* _Given instruction_: Return a copy of every line in the records that includes the word "name".

Dataset excerpt:
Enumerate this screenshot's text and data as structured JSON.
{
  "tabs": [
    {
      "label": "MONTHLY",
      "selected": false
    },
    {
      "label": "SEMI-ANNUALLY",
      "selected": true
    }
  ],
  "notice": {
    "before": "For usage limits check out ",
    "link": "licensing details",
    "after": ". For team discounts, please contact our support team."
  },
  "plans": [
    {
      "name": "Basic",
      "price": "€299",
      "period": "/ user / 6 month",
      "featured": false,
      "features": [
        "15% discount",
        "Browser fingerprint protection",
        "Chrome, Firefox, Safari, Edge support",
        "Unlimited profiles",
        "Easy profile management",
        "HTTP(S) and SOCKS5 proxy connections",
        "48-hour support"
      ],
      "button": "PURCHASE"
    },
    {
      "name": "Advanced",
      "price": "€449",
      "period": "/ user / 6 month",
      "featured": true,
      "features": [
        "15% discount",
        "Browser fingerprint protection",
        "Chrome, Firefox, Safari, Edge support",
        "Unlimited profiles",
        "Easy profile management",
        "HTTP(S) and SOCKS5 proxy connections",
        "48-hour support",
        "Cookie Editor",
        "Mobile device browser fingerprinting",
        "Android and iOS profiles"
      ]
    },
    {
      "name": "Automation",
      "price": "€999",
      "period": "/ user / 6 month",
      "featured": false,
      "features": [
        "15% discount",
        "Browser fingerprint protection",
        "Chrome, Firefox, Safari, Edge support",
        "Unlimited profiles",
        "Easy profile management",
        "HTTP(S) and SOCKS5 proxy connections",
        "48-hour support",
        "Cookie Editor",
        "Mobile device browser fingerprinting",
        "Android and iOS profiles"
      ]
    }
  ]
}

* _Task solution_:
      "name": "Basic",
      "name": "Advanced",
      "name": "Automation",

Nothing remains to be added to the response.